# What this task involves
In the material below, find each line holding the string "DSPMS" and copy it.

[Dataset records]
···

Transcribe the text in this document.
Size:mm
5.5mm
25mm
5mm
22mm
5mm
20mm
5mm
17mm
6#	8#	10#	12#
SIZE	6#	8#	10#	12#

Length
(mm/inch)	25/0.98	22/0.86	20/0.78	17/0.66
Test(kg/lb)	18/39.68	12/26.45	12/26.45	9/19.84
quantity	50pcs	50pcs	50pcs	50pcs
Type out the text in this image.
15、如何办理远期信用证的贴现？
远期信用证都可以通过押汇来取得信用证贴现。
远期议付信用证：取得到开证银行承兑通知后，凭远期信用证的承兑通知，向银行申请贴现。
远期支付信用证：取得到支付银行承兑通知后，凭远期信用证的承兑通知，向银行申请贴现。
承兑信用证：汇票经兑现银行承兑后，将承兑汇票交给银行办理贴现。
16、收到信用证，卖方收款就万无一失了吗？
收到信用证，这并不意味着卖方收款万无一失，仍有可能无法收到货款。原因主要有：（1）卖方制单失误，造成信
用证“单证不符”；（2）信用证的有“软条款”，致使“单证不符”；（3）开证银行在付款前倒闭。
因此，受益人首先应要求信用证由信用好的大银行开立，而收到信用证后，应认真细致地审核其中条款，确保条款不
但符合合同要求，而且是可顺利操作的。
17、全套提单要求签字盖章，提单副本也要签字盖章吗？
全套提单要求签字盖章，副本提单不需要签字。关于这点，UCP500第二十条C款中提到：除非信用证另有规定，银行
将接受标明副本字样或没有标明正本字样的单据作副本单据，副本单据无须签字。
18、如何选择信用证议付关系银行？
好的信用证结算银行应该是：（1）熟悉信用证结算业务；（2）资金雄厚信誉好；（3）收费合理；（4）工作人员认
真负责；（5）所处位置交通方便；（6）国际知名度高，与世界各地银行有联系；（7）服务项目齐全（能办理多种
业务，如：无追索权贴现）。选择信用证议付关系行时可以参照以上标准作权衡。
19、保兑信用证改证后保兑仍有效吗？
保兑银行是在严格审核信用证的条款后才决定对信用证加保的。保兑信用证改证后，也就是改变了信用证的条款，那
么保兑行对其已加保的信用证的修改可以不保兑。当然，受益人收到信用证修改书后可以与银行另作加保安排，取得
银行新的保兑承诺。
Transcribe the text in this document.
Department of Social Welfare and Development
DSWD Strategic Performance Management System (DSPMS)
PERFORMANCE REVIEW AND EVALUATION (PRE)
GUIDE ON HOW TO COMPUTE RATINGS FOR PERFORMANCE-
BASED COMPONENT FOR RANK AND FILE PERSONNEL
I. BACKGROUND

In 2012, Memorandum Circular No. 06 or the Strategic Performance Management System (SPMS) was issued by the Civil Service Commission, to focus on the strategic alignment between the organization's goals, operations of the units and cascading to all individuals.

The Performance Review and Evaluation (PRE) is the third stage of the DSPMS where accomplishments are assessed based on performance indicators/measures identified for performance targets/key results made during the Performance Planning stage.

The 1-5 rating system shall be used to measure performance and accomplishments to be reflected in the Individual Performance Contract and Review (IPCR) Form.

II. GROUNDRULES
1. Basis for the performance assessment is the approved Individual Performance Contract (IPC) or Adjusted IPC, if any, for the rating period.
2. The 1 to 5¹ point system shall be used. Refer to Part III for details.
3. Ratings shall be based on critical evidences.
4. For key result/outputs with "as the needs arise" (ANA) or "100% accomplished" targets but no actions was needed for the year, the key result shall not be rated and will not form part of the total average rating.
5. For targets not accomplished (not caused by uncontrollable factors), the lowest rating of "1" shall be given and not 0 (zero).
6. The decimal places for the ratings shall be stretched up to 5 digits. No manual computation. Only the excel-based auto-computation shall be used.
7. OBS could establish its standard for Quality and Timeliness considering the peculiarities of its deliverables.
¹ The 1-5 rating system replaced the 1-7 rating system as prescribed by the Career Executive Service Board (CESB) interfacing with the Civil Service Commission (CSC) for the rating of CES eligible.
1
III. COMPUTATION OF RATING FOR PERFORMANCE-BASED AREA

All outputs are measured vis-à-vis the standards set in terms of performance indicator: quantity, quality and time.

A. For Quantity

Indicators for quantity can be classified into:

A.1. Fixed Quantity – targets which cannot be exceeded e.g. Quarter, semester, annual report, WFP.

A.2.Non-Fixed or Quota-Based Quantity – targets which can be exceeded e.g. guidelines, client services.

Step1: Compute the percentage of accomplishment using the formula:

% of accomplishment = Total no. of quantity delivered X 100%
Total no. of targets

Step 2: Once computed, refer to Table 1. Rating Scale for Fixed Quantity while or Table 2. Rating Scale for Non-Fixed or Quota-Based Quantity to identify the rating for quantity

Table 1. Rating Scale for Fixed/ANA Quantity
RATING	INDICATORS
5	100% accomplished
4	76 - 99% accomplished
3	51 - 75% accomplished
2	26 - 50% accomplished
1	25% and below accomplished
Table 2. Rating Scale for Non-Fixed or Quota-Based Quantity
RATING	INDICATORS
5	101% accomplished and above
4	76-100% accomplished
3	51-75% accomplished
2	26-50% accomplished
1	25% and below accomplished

···

# Problem solution
DSWD Strategic Performance Management System (DSPMS)
The Performance Review and Evaluation (PRE) is the third stage of the DSPMS where accomplishments are assessed based on performance indicators/measures identified for performance targets/key results made during the Performance Planning stage.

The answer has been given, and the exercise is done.